Each line of the data that includes the string "från" is to be copied out.

Dataset rows for document pages ::
○ ○ ○
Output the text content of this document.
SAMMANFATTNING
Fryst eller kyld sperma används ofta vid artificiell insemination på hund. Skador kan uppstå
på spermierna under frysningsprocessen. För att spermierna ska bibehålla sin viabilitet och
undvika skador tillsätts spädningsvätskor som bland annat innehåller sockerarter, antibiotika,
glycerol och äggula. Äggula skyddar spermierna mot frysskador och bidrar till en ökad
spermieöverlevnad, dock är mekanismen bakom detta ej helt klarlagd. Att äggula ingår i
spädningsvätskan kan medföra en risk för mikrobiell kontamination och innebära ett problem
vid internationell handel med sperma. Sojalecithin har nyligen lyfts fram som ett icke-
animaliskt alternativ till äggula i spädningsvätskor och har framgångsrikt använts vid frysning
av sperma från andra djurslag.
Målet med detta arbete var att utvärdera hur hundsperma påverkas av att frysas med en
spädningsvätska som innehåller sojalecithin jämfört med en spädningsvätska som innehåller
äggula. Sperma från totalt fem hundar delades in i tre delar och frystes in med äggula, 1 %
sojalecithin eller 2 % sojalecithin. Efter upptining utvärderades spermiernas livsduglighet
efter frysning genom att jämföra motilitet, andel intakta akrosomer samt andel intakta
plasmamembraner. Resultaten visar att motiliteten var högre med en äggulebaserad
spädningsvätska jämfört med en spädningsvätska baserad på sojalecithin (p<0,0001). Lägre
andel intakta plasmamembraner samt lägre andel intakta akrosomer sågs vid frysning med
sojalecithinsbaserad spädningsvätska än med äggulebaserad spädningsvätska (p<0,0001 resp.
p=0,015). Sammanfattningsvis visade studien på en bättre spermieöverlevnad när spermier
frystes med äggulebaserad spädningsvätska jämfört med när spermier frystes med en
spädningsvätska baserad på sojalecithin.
○ ○ ○
ANSWER SPACE ::
av sperma från andra djurslag.
äggula. Sperma från totalt fem hundar delades in i tre delar och frystes in med äggula, 1 %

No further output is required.